(EXTRAIT CITÉ)
Les articles 7 et 8 du Traité européen prévoient la libre circulation des personnes et la constitution d'un grand marché intérieur. Se basant sur ces principes, ces personnes pensent pouvoir circuler librement en Belgique et dans les pays avoisinants comme la France, munies simplement de leur carte de séjour.
Nombreux sont ceux qui franchissent régulièrement les frontières, belgo-françaises notamment. Certains font l'objet d'un contrôle. Lorsqu'ils exhibent leur carte de séjour, on leur explique qu'elle ne constitue pas un document d'identité et qu'ils doivent produire leur passeport ou carte d'identité d'origine, italienne en l'occurrence.
Ils sont nombreux à ne plus la posséder étant établis en Belgique depuis plusieurs générations et n'ayant pas, peut-être par négligence, effectué les démarches dans leur commune d'origine pour tenir leur document d'identité à jour. Beaucoup circulent donc sans passeport, convaincus que vu l'avancée de l'idée européenne, leur carte de séjour suffit pour circuler en Belgique et dans les pays voisins.
(Mme Sabine de Bethune, première vice-présidente, prend place au fauteuil présidentiel.)
La Cour de justice européenne, dans un arrêt récent prononcé le 21 septembre 1999, a été interpellée à ce sujet par un ressortissant néerlandais qui, venant de France et arrêté à la frontière néerlandaise, avait été fort choqué de voir les autorités néerlandaises lui demander de produire une pièce d'identité. La Cour de justice a, bien sûr, rappelé les principes de la libre circulation à l'intérieur de la Communauté mais a aussi dit que les textes mettant en _uvre les grands principes, dont les articles 7 et 8 du Traité, ne permettaient pas encore de supprimer le contrôle interne dans les États membres.
(M. Armand De Decker, président, prend place au fauteuil présidentiel.)
Les Italiens ont demandé à des parlementaires européens de poser à la Commission et au Conseil, aux autorités européennes, la question de savoir si, dans l'évolution de la Communauté européenne, on ne pourrait imaginer que la carte de séjour ne vaille carte d'identité ou passeport ou qu'à tout le moins, dans un avenir proche, il y ait un document valable pour tous comme une carte d'identité. La réponse du commissaire européen M. Monti a été très prudente. Il a répondu qu'à l'heure actuelle, il fallait en effet avoir un passeport ou une carte d'identité d'origine pour circuler à l'intérieur des frontières.
Je voudrais simplement relayer ici le souci de cette communauté en vous demandant tout d'abord si des contrôles sont effectivement pratiqués à l'intérieur de la Communauté, entre États membres, et si cette carte de séjour ne suffit pas pour circuler.
M. Antoine Duquesne, ministre de l'Intérieur. - Je ne puis qu'adhérer au point de vue de Mme Nyssens - j'espère qu'elle ne trouvera pas mon adhésion trop encombrante - qui dénonce à juste titre que le ressortissant européen, même né en Belgique, doit jusqu'à ce jour toujours se munir de son passeport national lors de ses déplacements en Europe, parce que le titre de séjour délivré par les autorités belges n'est pas reconnu comme preuve de sa nationalité et de son identité, ce qui peut sembler contraire à l'esprit de la libre circulation des personnes à l'intérieur de l'Union européenne.

(DONNÉES FOURNIES)
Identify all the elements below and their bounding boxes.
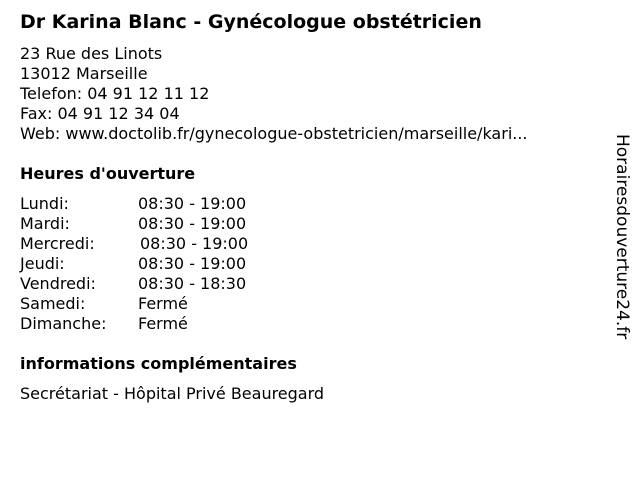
day-label: Mercredi: — [20, 234, 95, 253]
phone-number[interactable]: Telefon: 04 91 12 11 12 — [20, 84, 210, 103]
additional-info-text: Secrétariat - Hôpital Privé Beauregard — [20, 384, 325, 403]
fax-number: Fax: 04 91 12 34 04 — [20, 104, 180, 123]
city-postcode: 13012 Marseille — [20, 64, 148, 83]
day-label: Mardi: — [20, 214, 70, 233]
time-value: Fermé — [138, 314, 188, 333]
time-value: 08:30 - 19:00 — [138, 194, 247, 213]
page-title: Dr Karina Blanc - Gynécologue obstétricien — [20, 11, 482, 33]
street-address: 23 Rue des Linots — [20, 44, 163, 63]
additional-info-heading: informations complémentaires — [20, 354, 297, 373]
website-line — [20, 124, 528, 144]
day-label: Dimanche: — [20, 314, 107, 333]
day-label: Jeudi: — [20, 254, 65, 273]
opening-hours-heading: Heures d'ouverture — [20, 164, 196, 183]
address-block — [20, 44, 528, 144]
time-value: 08:30 - 19:00 — [138, 214, 247, 233]
time-value: 08:30 - 19:00 — [138, 254, 247, 273]
time-value: 08:30 - 18:30 — [138, 274, 247, 293]
day-label: Lundi: — [20, 194, 69, 213]
day-label: Vendredi: — [20, 274, 96, 293]
website-link[interactable]: www.doctolib.fr/gynecologue-obstetricien/marseille/kari... — [65, 124, 528, 143]
day-label: Samedi: — [20, 294, 86, 313]
time-value: 08:30 - 19:00 — [140, 234, 249, 253]
site-brand-link[interactable]: Horairesdouverture24.fr — [612, 134, 632, 340]
website-label: Web: — [20, 124, 66, 143]
time-value: Fermé — [138, 294, 188, 313]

(CONSIGNES À SUIVRE)
1) Pouvez-vous reproduire à l'identique, dans l'extrait sur la carte de séjour, le passage qui va de « M. Antoine Duquesne, ministre » jusqu'à « de l'Union européenne. » ?
2) Pourriez-vous transcrire fidèlement les lignes de données, de celle qui contient « day-label: Mercredi: — [20, 234, 95, 253] » jusqu'à celle qui contient « additional-info-heading: informations complémentaires », ces deux lignes comprises ?

(RÉPONSES PAR CONSIGNE)
1)
M. Antoine Duquesne, ministre de l'Intérieur. - Je ne puis qu'adhérer au point de vue de Mme Nyssens - j'espère qu'elle ne trouvera pas mon adhésion trop encombrante - qui dénonce à juste titre que le ressortissant européen, même né en Belgique, doit jusqu'à ce jour toujours se munir de son passeport national lors de ses déplacements en Europe, parce que le titre de séjour délivré par les autorités belges n'est pas reconnu comme preuve de sa nationalité et de son identité, ce qui peut sembler contraire à l'esprit de la libre circulation des personnes à l'intérieur de l'Union européenne.

2)
day-label: Mercredi: — [20, 234, 95, 253]
phone-number[interactable]: Telefon: 04 91 12 11 12 — [20, 84, 210, 103]
additional-info-text: Secrétariat - Hôpital Privé Beauregard — [20, 384, 325, 403]
fax-number: Fax: 04 91 12 34 04 — [20, 104, 180, 123]
city-postcode: 13012 Marseille — [20, 64, 148, 83]
day-label: Mardi: — [20, 214, 70, 233]
time-value: Fermé — [138, 314, 188, 333]
time-value: 08:30 - 19:00 — [138, 194, 247, 213]
page-title: Dr Karina Blanc - Gynécologue obstétricien — [20, 11, 482, 33]
street-address: 23 Rue des Linots — [20, 44, 163, 63]
additional-info-heading: informations complémentaires — [20, 354, 297, 373]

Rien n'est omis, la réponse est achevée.